** START OF MATERIAL SUPPLIED **

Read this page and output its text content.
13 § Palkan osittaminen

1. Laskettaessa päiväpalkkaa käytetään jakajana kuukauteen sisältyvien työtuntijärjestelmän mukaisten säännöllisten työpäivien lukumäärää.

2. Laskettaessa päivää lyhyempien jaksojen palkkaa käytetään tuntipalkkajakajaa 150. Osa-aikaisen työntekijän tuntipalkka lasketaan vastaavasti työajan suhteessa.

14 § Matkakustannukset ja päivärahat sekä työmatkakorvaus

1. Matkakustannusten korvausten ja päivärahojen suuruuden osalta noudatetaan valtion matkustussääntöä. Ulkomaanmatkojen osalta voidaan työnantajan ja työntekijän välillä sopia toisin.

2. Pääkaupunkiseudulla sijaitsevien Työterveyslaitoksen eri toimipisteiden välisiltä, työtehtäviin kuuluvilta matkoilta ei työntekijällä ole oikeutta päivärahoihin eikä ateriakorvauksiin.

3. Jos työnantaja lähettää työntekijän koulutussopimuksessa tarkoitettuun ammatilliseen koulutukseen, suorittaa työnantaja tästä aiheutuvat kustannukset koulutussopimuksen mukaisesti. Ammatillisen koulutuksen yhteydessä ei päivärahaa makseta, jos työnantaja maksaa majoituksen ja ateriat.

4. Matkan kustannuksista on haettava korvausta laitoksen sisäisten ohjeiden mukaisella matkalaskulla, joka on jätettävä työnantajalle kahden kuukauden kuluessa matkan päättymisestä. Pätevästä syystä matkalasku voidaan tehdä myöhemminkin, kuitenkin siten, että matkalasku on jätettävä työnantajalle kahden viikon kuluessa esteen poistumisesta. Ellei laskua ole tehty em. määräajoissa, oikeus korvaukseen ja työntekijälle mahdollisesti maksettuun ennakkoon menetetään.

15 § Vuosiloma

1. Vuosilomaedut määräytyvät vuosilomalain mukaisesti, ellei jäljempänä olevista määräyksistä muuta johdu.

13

** END OF MATERIAL SUPPLIED **

Gather from the data above every line with the string "Laskettaessa".

— FULL SOLUTION —
1. Laskettaessa päiväpalkkaa käytetään jakajana kuukauteen sisältyvien työtuntijärjestelmän mukaisten säännöllisten työpäivien lukumäärää.
2. Laskettaessa päivää lyhyempien jaksojen palkkaa käytetään tuntipalkkajakajaa 150. Osa-aikaisen työntekijän tuntipalkka lasketaan vastaavasti työajan suhteessa.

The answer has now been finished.